╔══
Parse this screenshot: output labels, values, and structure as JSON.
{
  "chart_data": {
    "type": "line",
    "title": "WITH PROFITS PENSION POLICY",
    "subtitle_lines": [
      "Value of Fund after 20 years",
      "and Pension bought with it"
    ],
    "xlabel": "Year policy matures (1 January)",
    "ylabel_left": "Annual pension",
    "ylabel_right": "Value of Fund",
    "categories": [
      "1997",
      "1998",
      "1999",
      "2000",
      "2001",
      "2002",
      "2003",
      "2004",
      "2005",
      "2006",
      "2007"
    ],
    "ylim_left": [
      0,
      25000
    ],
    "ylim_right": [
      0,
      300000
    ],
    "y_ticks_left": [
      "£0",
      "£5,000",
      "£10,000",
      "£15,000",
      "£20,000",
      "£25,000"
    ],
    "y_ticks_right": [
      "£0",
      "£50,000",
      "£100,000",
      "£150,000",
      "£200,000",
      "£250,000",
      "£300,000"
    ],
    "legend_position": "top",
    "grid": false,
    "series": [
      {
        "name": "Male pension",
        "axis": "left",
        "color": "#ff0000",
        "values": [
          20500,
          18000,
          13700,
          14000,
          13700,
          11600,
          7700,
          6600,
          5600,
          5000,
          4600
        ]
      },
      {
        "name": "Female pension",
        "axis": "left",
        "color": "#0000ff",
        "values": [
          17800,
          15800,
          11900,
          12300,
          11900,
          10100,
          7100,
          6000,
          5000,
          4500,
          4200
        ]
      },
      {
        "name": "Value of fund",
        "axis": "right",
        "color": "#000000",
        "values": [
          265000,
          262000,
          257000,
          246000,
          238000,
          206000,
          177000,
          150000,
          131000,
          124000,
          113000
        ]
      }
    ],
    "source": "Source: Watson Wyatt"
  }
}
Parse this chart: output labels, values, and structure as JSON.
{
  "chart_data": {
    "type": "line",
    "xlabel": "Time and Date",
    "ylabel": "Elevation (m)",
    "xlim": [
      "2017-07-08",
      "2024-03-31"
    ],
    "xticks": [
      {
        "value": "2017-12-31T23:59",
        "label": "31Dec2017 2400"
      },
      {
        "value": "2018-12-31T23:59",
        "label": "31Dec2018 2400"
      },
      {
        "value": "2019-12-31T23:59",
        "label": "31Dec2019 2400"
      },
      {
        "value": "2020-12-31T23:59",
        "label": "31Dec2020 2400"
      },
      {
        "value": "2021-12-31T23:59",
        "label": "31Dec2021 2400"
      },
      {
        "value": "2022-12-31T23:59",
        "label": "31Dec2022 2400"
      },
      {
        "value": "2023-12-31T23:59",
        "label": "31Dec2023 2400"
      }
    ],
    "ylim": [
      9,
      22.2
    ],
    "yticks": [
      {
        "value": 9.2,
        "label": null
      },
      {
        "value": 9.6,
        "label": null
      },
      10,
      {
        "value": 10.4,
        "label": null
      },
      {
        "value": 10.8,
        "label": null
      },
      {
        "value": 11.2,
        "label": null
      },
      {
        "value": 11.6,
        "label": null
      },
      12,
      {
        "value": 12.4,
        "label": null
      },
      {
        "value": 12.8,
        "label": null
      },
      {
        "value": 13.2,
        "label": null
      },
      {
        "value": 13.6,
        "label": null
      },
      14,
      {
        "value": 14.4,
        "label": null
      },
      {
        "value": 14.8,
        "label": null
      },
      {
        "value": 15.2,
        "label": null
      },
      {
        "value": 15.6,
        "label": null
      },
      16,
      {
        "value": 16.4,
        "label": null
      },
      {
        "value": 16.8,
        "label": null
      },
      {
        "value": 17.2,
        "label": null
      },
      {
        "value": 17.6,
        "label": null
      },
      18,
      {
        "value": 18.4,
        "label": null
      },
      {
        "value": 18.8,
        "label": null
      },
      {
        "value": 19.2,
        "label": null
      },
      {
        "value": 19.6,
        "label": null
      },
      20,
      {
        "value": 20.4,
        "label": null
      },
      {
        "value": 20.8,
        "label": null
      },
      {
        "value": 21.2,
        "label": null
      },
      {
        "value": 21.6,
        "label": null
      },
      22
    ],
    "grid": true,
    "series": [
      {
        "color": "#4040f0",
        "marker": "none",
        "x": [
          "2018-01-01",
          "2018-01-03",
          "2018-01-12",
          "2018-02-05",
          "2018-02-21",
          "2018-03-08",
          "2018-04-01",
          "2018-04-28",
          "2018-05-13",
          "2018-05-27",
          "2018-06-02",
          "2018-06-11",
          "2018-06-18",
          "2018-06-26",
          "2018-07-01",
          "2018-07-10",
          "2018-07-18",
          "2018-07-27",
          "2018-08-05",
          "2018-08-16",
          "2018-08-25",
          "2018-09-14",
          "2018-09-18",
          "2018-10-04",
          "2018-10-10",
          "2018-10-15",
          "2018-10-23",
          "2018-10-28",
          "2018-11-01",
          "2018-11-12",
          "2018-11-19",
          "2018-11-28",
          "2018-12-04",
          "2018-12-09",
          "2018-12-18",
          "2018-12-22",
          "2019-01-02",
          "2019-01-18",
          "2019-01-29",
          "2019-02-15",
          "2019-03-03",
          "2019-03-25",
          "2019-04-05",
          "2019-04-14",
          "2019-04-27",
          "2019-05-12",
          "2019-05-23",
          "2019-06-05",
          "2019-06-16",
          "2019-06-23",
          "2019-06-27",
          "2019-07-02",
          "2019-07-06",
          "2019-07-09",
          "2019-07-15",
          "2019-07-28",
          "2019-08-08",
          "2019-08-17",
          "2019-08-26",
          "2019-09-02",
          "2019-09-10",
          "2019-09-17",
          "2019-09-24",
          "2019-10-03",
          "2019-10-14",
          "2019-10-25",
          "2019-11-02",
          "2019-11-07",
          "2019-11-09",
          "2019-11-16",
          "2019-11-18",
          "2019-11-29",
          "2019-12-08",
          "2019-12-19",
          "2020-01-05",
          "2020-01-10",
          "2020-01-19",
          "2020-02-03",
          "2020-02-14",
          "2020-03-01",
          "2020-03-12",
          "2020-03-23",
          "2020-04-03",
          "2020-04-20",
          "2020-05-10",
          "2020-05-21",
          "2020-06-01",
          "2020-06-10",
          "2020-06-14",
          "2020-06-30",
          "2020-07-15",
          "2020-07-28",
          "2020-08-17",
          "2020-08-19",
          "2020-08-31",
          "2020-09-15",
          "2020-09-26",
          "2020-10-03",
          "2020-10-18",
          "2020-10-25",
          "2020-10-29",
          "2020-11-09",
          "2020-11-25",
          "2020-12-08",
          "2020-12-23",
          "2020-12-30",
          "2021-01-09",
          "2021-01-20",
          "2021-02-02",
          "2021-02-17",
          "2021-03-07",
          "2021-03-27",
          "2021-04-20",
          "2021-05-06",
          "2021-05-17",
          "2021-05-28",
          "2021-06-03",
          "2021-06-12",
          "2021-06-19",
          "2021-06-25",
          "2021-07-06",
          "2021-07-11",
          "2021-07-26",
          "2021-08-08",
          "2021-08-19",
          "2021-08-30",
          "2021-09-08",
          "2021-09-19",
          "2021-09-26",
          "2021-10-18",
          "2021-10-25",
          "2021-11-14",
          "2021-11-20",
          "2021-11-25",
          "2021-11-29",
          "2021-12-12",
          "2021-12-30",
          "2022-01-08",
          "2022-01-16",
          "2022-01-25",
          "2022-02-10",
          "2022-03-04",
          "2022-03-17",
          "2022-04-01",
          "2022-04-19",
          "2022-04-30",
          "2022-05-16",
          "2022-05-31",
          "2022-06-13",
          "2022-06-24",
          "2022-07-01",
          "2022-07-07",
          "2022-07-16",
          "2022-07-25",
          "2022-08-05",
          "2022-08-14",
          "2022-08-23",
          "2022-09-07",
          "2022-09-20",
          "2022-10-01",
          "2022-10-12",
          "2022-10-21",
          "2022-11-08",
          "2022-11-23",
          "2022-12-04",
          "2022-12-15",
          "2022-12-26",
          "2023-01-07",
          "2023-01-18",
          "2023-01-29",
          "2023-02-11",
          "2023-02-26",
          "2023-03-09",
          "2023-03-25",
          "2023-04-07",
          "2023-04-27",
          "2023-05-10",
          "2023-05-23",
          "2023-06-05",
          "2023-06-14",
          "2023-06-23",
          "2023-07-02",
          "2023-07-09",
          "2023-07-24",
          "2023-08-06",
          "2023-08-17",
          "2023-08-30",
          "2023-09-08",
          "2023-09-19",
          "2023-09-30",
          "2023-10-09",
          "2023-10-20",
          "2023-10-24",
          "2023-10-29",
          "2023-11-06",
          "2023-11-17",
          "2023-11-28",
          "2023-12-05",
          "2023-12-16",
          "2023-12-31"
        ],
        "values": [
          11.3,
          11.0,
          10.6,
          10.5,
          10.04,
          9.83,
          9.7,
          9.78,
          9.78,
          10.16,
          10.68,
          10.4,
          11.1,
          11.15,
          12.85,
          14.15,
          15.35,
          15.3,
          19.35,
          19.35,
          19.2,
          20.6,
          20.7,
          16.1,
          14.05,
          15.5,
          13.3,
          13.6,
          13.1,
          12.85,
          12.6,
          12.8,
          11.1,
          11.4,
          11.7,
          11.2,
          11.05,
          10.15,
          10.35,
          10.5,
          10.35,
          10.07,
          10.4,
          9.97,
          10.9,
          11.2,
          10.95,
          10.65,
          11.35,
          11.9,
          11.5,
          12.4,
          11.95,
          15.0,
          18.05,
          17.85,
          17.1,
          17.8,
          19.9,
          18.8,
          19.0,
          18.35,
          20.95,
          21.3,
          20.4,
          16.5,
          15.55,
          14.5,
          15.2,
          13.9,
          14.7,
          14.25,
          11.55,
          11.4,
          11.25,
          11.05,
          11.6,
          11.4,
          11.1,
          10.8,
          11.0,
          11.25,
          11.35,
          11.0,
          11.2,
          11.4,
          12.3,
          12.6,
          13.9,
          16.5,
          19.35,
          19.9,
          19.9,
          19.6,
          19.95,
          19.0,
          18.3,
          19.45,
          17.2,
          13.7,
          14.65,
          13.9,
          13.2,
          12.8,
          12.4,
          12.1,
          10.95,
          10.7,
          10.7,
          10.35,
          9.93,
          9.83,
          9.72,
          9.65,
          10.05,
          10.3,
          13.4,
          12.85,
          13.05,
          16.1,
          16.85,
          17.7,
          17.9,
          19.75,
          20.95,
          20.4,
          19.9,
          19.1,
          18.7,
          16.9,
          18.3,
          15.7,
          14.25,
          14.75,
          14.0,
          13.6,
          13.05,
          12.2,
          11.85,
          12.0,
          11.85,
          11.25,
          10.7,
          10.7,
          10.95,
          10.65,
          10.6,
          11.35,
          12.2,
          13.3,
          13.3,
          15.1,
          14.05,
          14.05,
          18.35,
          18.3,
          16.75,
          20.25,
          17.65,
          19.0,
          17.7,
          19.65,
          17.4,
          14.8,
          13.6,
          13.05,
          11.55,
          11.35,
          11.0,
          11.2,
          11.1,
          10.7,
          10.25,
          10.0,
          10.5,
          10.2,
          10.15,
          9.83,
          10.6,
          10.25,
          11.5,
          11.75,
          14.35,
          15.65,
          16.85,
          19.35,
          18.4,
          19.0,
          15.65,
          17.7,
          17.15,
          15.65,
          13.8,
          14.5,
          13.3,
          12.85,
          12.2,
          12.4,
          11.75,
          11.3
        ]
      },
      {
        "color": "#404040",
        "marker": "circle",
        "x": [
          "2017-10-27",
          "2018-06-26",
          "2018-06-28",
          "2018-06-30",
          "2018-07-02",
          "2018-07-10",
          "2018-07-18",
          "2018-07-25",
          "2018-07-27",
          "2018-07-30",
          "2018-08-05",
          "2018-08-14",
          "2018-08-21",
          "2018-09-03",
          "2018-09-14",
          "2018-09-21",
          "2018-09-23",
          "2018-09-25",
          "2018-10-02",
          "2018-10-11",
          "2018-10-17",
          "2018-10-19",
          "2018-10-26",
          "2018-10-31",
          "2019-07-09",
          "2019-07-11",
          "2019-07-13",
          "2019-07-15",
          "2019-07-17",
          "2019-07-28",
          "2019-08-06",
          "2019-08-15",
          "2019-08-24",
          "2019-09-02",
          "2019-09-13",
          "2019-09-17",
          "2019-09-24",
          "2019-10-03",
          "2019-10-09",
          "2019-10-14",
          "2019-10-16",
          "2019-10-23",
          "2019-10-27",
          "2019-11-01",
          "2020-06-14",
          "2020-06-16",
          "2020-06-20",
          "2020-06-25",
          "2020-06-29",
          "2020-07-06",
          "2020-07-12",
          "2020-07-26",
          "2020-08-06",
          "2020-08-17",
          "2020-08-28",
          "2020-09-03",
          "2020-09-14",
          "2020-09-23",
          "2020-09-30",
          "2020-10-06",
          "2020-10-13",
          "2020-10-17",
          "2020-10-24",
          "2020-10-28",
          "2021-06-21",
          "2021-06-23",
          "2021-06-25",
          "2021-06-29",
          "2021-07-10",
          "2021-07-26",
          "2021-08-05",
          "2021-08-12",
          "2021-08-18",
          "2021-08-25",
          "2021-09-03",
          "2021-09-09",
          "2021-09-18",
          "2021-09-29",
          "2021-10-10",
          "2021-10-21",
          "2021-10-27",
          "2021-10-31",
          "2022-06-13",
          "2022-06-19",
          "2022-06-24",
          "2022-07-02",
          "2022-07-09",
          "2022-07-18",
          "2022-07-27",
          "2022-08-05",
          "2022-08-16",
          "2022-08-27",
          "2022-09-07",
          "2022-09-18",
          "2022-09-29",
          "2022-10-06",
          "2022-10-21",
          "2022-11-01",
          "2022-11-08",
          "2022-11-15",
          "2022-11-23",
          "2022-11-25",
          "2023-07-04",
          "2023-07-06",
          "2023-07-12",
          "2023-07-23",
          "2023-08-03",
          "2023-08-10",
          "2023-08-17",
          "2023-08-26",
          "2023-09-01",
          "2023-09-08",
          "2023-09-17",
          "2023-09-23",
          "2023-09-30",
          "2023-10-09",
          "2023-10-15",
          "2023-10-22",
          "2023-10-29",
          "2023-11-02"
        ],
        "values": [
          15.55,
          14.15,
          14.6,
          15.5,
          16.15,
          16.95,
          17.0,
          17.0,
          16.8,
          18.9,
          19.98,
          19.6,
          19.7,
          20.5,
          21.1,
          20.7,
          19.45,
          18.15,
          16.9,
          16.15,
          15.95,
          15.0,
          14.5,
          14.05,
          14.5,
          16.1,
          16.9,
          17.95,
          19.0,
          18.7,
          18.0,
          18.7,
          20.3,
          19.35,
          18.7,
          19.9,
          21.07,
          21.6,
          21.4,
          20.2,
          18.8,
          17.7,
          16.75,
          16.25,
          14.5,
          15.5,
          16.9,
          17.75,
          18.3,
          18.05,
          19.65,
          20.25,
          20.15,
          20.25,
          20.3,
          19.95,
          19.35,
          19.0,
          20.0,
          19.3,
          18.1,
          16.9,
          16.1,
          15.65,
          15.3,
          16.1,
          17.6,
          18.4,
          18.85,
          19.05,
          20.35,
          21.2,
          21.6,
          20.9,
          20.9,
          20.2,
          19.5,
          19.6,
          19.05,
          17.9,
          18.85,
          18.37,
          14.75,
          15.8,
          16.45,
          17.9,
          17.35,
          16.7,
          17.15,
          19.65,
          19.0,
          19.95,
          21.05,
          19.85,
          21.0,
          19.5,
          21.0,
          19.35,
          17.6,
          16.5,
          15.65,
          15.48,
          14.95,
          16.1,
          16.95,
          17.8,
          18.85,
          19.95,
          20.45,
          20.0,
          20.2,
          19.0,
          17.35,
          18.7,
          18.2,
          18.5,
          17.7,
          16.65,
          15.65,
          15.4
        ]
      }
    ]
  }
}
╚══
Exercise description => Give only the number of lines in the material above that hold the word "structure".

Completed task => 2